> _SHORT EXERCISE_
Read the records and write them out again exactly.

(Records excerpted from a collection)
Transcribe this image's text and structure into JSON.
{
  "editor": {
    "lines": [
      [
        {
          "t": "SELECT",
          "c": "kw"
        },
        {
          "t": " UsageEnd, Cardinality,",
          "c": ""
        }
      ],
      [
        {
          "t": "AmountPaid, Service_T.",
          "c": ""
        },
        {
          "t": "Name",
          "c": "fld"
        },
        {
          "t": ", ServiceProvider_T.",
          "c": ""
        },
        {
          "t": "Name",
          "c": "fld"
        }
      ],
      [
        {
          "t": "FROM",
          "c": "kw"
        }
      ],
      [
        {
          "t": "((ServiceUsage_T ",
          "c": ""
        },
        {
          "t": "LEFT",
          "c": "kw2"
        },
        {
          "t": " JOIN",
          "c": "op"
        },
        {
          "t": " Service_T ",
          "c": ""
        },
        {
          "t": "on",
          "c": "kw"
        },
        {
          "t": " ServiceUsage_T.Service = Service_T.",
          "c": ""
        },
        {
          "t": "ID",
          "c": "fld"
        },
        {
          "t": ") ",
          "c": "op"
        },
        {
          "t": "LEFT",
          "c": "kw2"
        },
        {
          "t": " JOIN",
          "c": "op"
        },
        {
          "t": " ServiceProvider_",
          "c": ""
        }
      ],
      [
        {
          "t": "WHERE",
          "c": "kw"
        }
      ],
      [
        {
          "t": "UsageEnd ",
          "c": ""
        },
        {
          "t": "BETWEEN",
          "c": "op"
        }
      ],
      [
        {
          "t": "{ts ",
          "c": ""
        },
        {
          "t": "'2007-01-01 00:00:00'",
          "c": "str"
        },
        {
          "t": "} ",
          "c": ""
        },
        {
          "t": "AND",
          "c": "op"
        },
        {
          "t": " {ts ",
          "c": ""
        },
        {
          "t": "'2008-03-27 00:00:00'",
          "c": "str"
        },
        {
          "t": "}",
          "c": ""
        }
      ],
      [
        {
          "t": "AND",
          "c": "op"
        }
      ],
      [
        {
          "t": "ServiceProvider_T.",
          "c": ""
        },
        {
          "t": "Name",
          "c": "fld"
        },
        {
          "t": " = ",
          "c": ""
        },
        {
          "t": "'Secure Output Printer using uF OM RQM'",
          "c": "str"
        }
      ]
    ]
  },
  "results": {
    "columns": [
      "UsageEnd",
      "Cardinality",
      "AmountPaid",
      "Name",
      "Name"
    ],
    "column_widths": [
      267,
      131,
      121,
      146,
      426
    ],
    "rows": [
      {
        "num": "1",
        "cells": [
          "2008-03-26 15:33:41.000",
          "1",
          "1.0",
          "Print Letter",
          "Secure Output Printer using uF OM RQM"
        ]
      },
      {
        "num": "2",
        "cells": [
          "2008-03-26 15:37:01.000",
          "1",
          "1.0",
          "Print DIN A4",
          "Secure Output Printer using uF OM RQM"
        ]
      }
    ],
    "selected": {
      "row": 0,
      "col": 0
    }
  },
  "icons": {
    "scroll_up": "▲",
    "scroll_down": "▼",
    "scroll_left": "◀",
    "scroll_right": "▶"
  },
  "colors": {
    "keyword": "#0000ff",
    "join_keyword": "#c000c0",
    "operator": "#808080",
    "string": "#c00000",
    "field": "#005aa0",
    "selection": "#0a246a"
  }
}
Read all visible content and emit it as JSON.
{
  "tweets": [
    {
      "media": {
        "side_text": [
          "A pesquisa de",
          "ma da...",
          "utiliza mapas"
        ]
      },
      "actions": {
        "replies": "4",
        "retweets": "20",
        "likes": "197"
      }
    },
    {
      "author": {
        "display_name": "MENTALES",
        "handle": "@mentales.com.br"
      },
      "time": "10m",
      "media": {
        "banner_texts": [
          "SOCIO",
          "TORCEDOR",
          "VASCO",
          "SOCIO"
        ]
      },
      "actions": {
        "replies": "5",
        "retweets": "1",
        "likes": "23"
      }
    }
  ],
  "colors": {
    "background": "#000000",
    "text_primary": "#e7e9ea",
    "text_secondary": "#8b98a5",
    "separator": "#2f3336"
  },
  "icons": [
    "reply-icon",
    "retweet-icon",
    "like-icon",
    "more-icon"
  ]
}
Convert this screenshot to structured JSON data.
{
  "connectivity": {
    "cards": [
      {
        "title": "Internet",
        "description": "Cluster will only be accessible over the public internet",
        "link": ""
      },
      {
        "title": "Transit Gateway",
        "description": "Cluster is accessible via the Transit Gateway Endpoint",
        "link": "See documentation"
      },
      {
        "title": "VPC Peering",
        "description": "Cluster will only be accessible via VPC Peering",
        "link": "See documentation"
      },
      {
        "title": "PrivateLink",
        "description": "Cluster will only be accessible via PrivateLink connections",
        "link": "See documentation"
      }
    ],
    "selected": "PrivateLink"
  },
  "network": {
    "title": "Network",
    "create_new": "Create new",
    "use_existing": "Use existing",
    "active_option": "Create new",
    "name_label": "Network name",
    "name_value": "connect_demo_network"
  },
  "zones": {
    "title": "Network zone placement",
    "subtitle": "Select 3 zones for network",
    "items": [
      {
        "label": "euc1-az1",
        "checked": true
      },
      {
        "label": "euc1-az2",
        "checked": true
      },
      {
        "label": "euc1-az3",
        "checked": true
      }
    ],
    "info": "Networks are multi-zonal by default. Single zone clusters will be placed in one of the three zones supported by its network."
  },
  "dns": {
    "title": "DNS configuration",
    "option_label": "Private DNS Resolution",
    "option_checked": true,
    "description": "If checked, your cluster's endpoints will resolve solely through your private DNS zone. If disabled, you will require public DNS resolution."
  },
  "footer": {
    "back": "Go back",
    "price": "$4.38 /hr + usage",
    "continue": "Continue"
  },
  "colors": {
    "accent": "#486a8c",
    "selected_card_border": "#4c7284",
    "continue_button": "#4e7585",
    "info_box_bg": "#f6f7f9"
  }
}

> _THE ANSWER_
Transcribe this image's text and structure into JSON.
{
  "editor": {
    "lines": [
      [
        {
          "t": "SELECT",
          "c": "kw"
        },
        {
          "t": " UsageEnd, Cardinality,",
          "c": ""
        }
      ],
      [
        {
          "t": "AmountPaid, Service_T.",
          "c": ""
        },
        {
          "t": "Name",
          "c": "fld"
        },
        {
          "t": ", ServiceProvider_T.",
          "c": ""
        },
        {
          "t": "Name",
          "c": "fld"
        }
      ],
      [
        {
          "t": "FROM",
          "c": "kw"
        }
      ],
      [
        {
          "t": "((ServiceUsage_T ",
          "c": ""
        },
        {
          "t": "LEFT",
          "c": "kw2"
        },
        {
          "t": " JOIN",
          "c": "op"
        },
        {
          "t": " Service_T ",
          "c": ""
        },
        {
          "t": "on",
          "c": "kw"
        },
        {
          "t": " ServiceUsage_T.Service = Service_T.",
          "c": ""
        },
        {
          "t": "ID",
          "c": "fld"
        },
        {
          "t": ") ",
          "c": "op"
        },
        {
          "t": "LEFT",
          "c": "kw2"
        },
        {
          "t": " JOIN",
          "c": "op"
        },
        {
          "t": " ServiceProvider_",
          "c": ""
        }
      ],
      [
        {
          "t": "WHERE",
          "c": "kw"
        }
      ],
      [
        {
          "t": "UsageEnd ",
          "c": ""
        },
        {
          "t": "BETWEEN",
          "c": "op"
        }
      ],
      [
        {
          "t": "{ts ",
          "c": ""
        },
        {
          "t": "'2007-01-01 00:00:00'",
          "c": "str"
        },
        {
          "t": "} ",
          "c": ""
        },
        {
          "t": "AND",
          "c": "op"
        },
        {
          "t": " {ts ",
          "c": ""
        },
        {
          "t": "'2008-03-27 00:00:00'",
          "c": "str"
        },
        {
          "t": "}",
          "c": ""
        }
      ],
      [
        {
          "t": "AND",
          "c": "op"
        }
      ],
      [
        {
          "t": "ServiceProvider_T.",
          "c": ""
        },
        {
          "t": "Name",
          "c": "fld"
        },
        {
          "t": " = ",
          "c": ""
        },
        {
          "t": "'Secure Output Printer using uF OM RQM'",
          "c": "str"
        }
      ]
    ]
  },
  "results": {
    "columns": [
      "UsageEnd",
      "Cardinality",
      "AmountPaid",
      "Name",
      "Name"
    ],
    "column_widths": [
      267,
      131,
      121,
      146,
      426
    ],
    "rows": [
      {
        "num": "1",
        "cells": [
          "2008-03-26 15:33:41.000",
          "1",
          "1.0",
          "Print Letter",
          "Secure Output Printer using uF OM RQM"
        ]
      },
      {
        "num": "2",
        "cells": [
          "2008-03-26 15:37:01.000",
          "1",
          "1.0",
          "Print DIN A4",
          "Secure Output Printer using uF OM RQM"
        ]
      }
    ],
    "selected": {
      "row": 0,
      "col": 0
    }
  },
  "icons": {
    "scroll_up": "▲",
    "scroll_down": "▼",
    "scroll_left": "◀",
    "scroll_right": "▶"
  },
  "colors": {
    "keyword": "#0000ff",
    "join_keyword": "#c000c0",
    "operator": "#808080",
    "string": "#c00000",
    "field": "#005aa0",
    "selection": "#0a246a"
  }
}
Read all visible content and emit it as JSON.
{
  "tweets": [
    {
      "media": {
        "side_text": [
          "A pesquisa de",
          "ma da...",
          "utiliza mapas"
        ]
      },
      "actions": {
        "replies": "4",
        "retweets": "20",
        "likes": "197"
      }
    },
    {
      "author": {
        "display_name": "MENTALES",
        "handle": "@mentales.com.br"
      },
      "time": "10m",
      "media": {
        "banner_texts": [
          "SOCIO",
          "TORCEDOR",
          "VASCO",
          "SOCIO"
        ]
      },
      "actions": {
        "replies": "5",
        "retweets": "1",
        "likes": "23"
      }
    }
  ],
  "colors": {
    "background": "#000000",
    "text_primary": "#e7e9ea",
    "text_secondary": "#8b98a5",
    "separator": "#2f3336"
  },
  "icons": [
    "reply-icon",
    "retweet-icon",
    "like-icon",
    "more-icon"
  ]
}
Convert this screenshot to structured JSON data.
{
  "connectivity": {
    "cards": [
      {
        "title": "Internet",
        "description": "Cluster will only be accessible over the public internet",
        "link": ""
      },
      {
        "title": "Transit Gateway",
        "description": "Cluster is accessible via the Transit Gateway Endpoint",
        "link": "See documentation"
      },
      {
        "title": "VPC Peering",
        "description": "Cluster will only be accessible via VPC Peering",
        "link": "See documentation"
      },
      {
        "title": "PrivateLink",
        "description": "Cluster will only be accessible via PrivateLink connections",
        "link": "See documentation"
      }
    ],
    "selected": "PrivateLink"
  },
  "network": {
    "title": "Network",
    "create_new": "Create new",
    "use_existing": "Use existing",
    "active_option": "Create new",
    "name_label": "Network name",
    "name_value": "connect_demo_network"
  },
  "zones": {
    "title": "Network zone placement",
    "subtitle": "Select 3 zones for network",
    "items": [
      {
        "label": "euc1-az1",
        "checked": true
      },
      {
        "label": "euc1-az2",
        "checked": true
      },
      {
        "label": "euc1-az3",
        "checked": true
      }
    ],
    "info": "Networks are multi-zonal by default. Single zone clusters will be placed in one of the three zones supported by its network."
  },
  "dns": {
    "title": "DNS configuration",
    "option_label": "Private DNS Resolution",
    "option_checked": true,
    "description": "If checked, your cluster's endpoints will resolve solely through your private DNS zone. If disabled, you will require public DNS resolution."
  },
  "footer": {
    "back": "Go back",
    "price": "$4.38 /hr + usage",
    "continue": "Continue"
  },
  "colors": {
    "accent": "#486a8c",
    "selected_card_border": "#4c7284",
    "continue_button": "#4e7585",
    "info_box_bg": "#f6f7f9"
  }
}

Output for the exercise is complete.